→ Exercise
Search the data below for "KIMBERLY"; list each line that holds it.

════════════════

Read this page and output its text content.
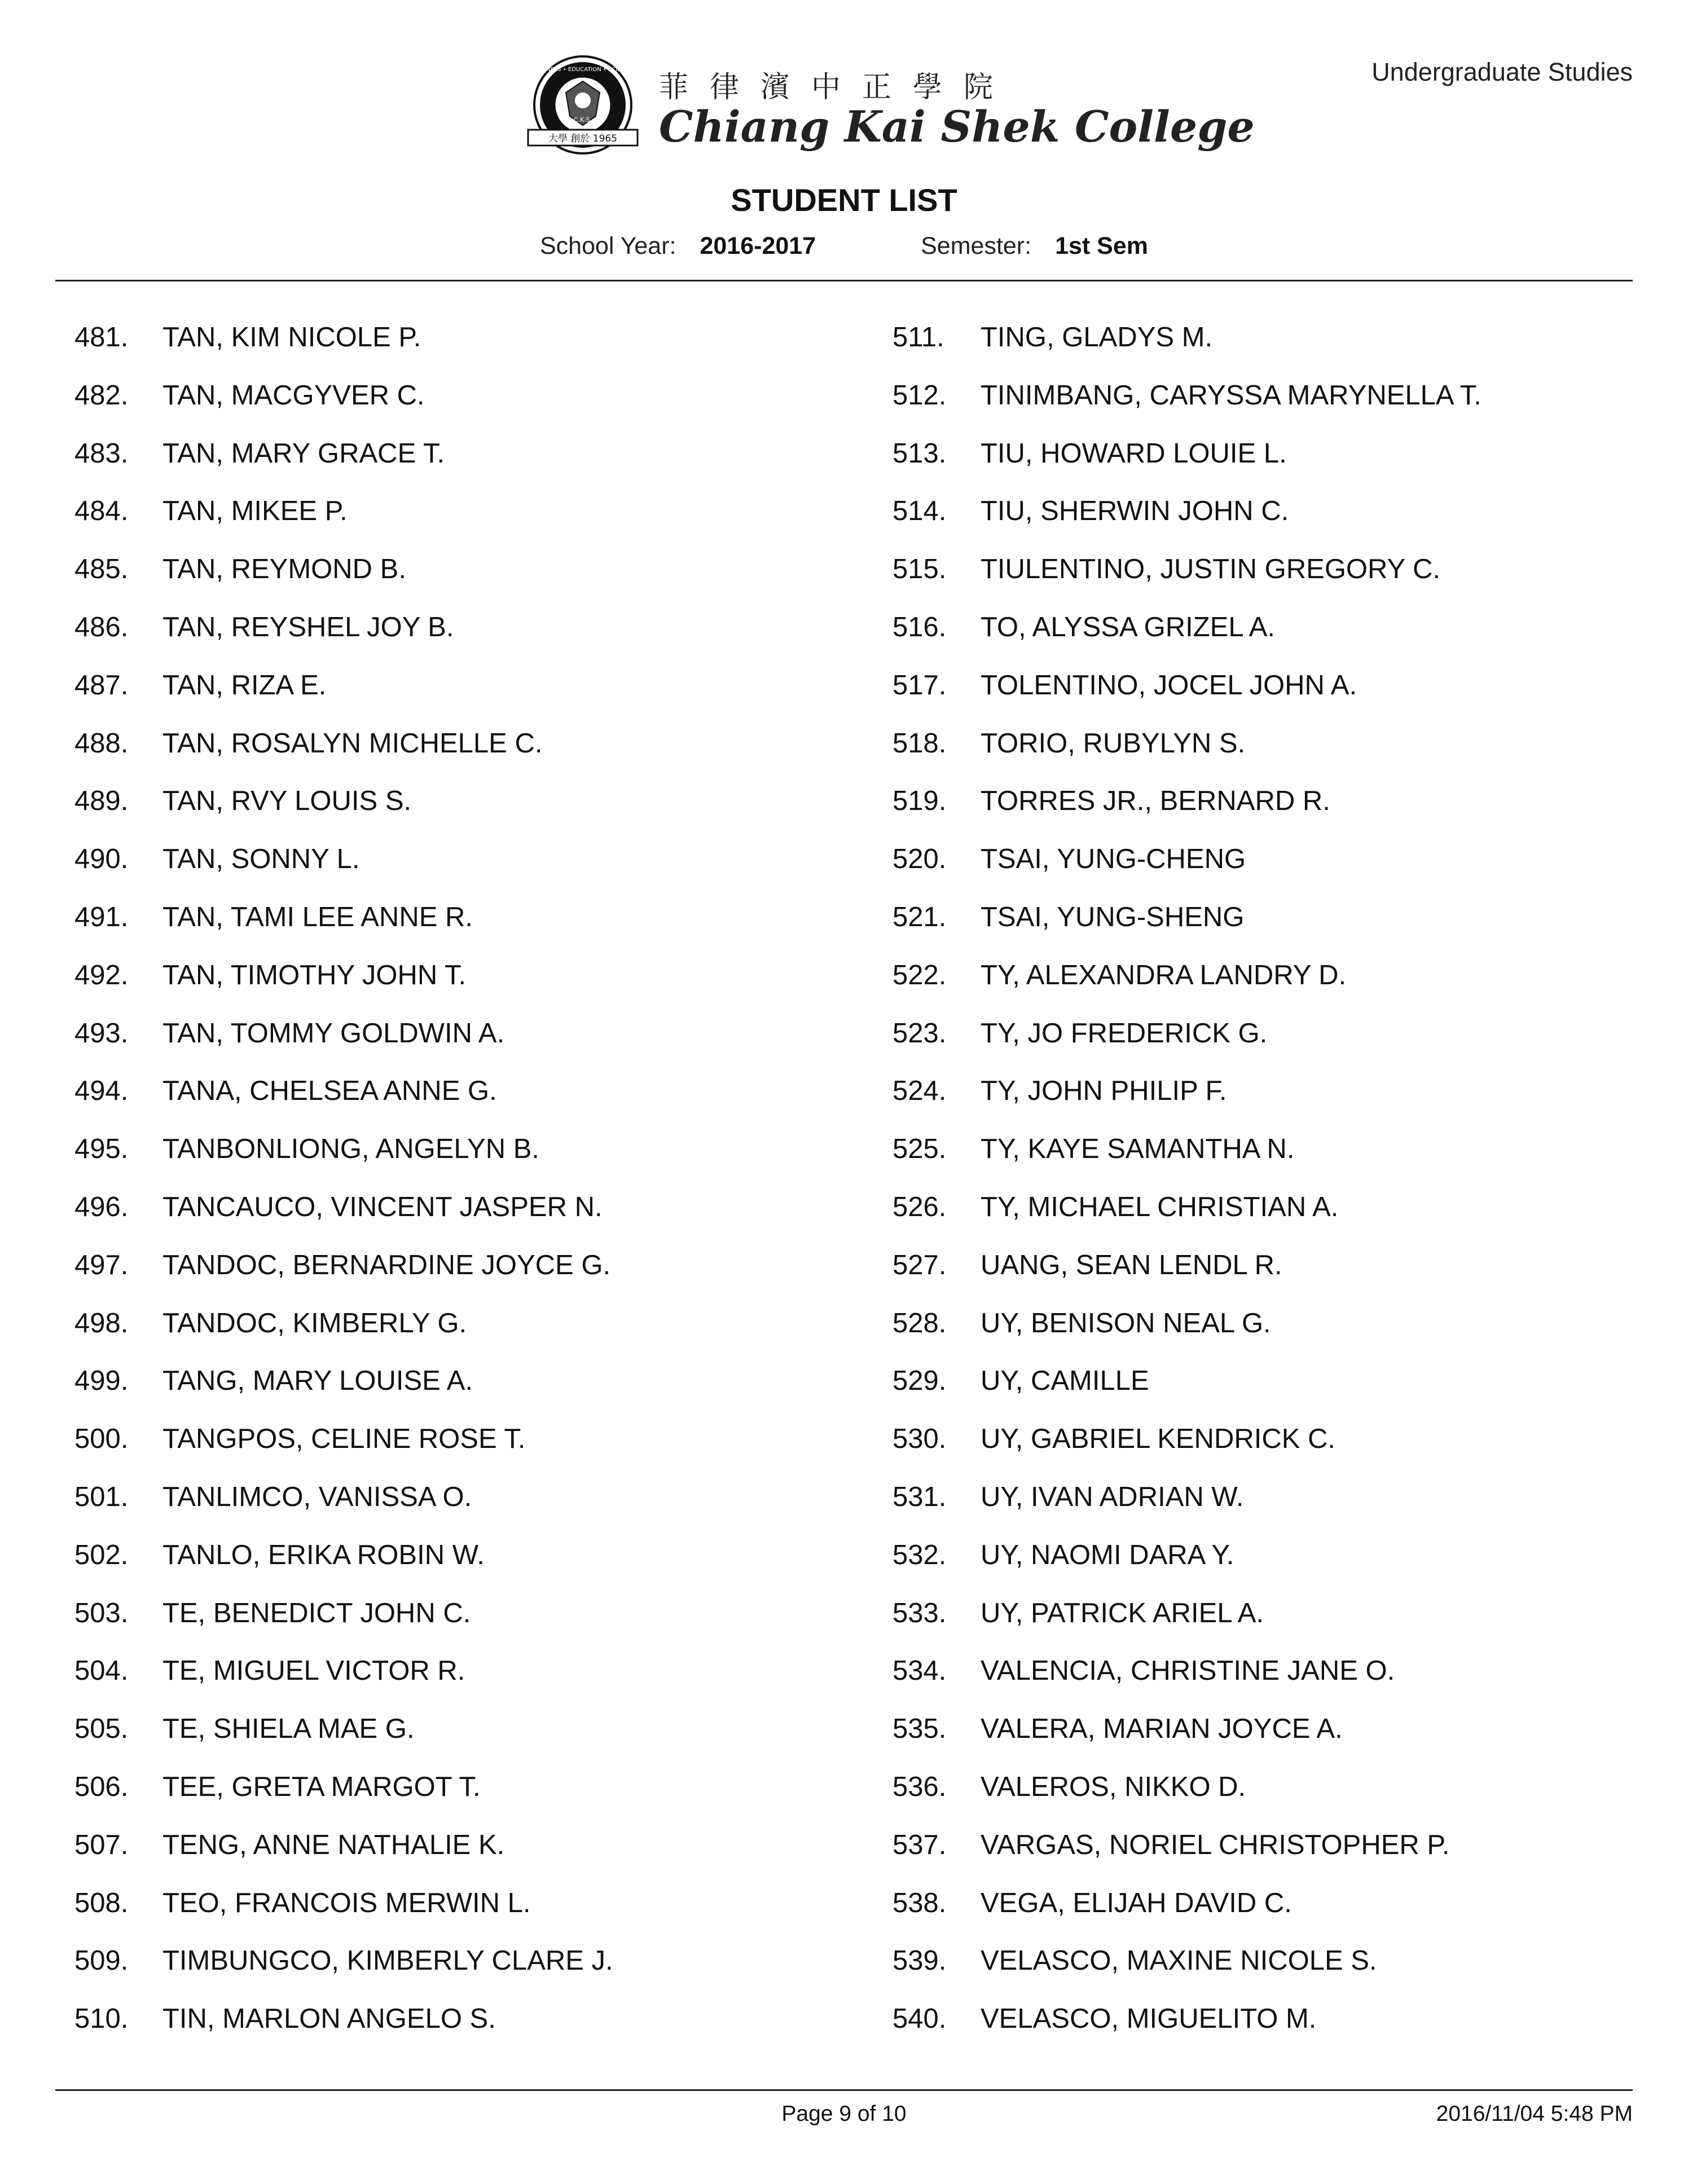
C.K.S.
BUSINESS • EDUCATION • SCIENCE
大學 創於 1965
菲律濱中正學院
Chiang Kai Shek College
Undergraduate Studies
STUDENT LIST
School Year: 2016-2017	Semester: 1st Sem
481.	TAN, KIM NICOLE P.
482.	TAN, MACGYVER C.
483.	TAN, MARY GRACE T.
484.	TAN, MIKEE P.
485.	TAN, REYMOND B.
486.	TAN, REYSHEL JOY B.
487.	TAN, RIZA E.
488.	TAN, ROSALYN MICHELLE C.
489.	TAN, RVY LOUIS S.
490.	TAN, SONNY L.
491.	TAN, TAMI LEE ANNE R.
492.	TAN, TIMOTHY JOHN T.
493.	TAN, TOMMY GOLDWIN A.
494.	TANA, CHELSEA ANNE G.
495.	TANBONLIONG, ANGELYN B.
496.	TANCAUCO, VINCENT JASPER N.
497.	TANDOC, BERNARDINE JOYCE G.
498.	TANDOC, KIMBERLY G.
499.	TANG, MARY LOUISE A.
500.	TANGPOS, CELINE ROSE T.
501.	TANLIMCO, VANISSA O.
502.	TANLO, ERIKA ROBIN W.
503.	TE, BENEDICT JOHN C.
504.	TE, MIGUEL VICTOR R.
505.	TE, SHIELA MAE G.
506.	TEE, GRETA MARGOT T.
507.	TENG, ANNE NATHALIE K.
508.	TEO, FRANCOIS MERWIN L.
509.	TIMBUNGCO, KIMBERLY CLARE J.
510.	TIN, MARLON ANGELO S.
511.	TING, GLADYS M.
512.	TINIMBANG, CARYSSA MARYNELLA T.
513.	TIU, HOWARD LOUIE L.
514.	TIU, SHERWIN JOHN C.
515.	TIULENTINO, JUSTIN GREGORY C.
516.	TO, ALYSSA GRIZEL A.
517.	TOLENTINO, JOCEL JOHN A.
518.	TORIO, RUBYLYN S.
519.	TORRES JR., BERNARD R.
520.	TSAI, YUNG-CHENG
521.	TSAI, YUNG-SHENG
522.	TY, ALEXANDRA LANDRY D.
523.	TY, JO FREDERICK G.
524.	TY, JOHN PHILIP F.
525.	TY, KAYE SAMANTHA N.
526.	TY, MICHAEL CHRISTIAN A.
527.	UANG, SEAN LENDL R.
528.	UY, BENISON NEAL G.
529.	UY, CAMILLE
530.	UY, GABRIEL KENDRICK C.
531.	UY, IVAN ADRIAN W.
532.	UY, NAOMI DARA Y.
533.	UY, PATRICK ARIEL A.
534.	VALENCIA, CHRISTINE JANE O.
535.	VALERA, MARIAN JOYCE A.
536.	VALEROS, NIKKO D.
537.	VARGAS, NORIEL CHRISTOPHER P.
538.	VEGA, ELIJAH DAVID C.
539.	VELASCO, MAXINE NICOLE S.
540.	VELASCO, MIGUELITO M.
Page 9 of 10	2016/11/04 5:48 PM
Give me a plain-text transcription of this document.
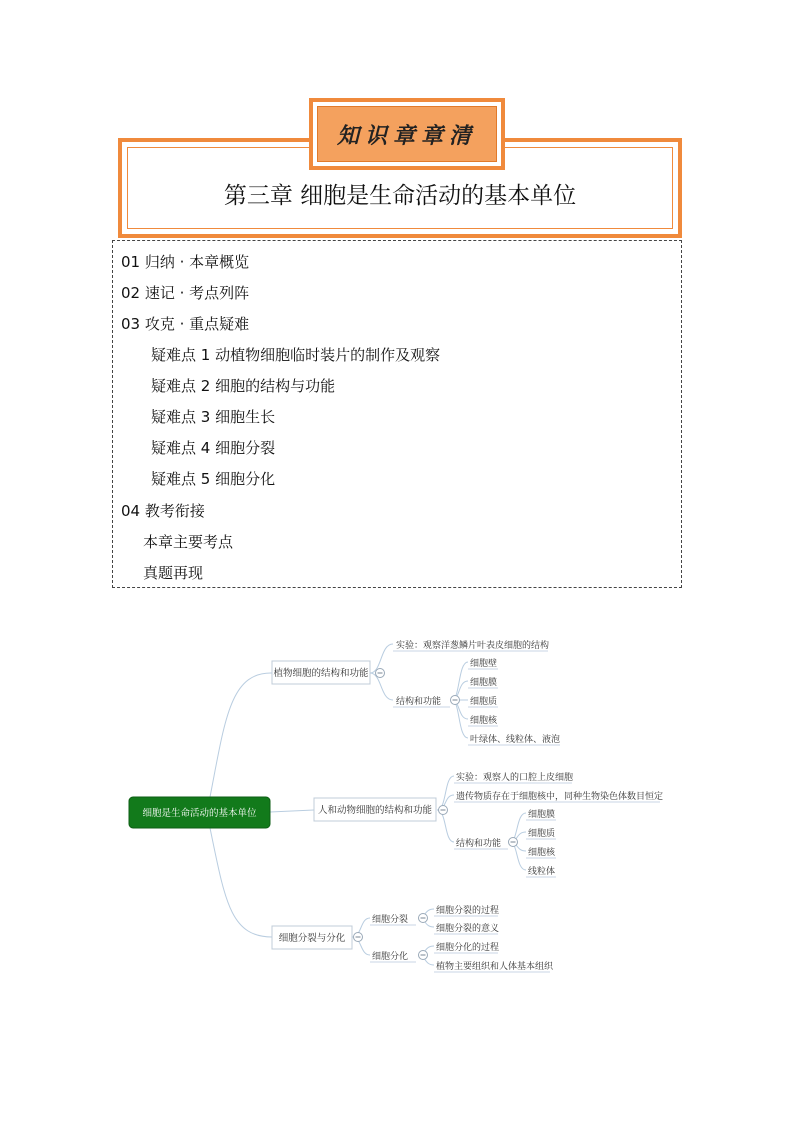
知识章章清
第三章 细胞是生命活动的基本单位
01 归纳 · 本章概览
02 速记 · 考点列阵
03 攻克 · 重点疑难
疑难点 1 动植物细胞临时装片的制作及观察
疑难点 2 细胞的结构与功能
疑难点 3 细胞生长
疑难点 4 细胞分裂
疑难点 5 细胞分化
04 教考衔接
本章主要考点
真题再现
细胞是生命活动的基本单位
植物细胞的结构和功能
人和动物细胞的结构和功能
细胞分裂与分化
实验：观察洋葱鳞片叶表皮细胞的结构
结构和功能
细胞壁
细胞膜
细胞质
细胞核
叶绿体、线粒体、液泡
实验：观察人的口腔上皮细胞
遗传物质存在于细胞核中，同种生物染色体数目恒定
结构和功能
细胞膜
细胞质
细胞核
线粒体
细胞分裂
细胞分化
细胞分裂的过程
细胞分裂的意义
细胞分化的过程
植物主要组织和人体基本组织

════════════════

→ Exercise response
498.	TANDOC, KIMBERLY G.
509.	TIMBUNGCO, KIMBERLY CLARE J.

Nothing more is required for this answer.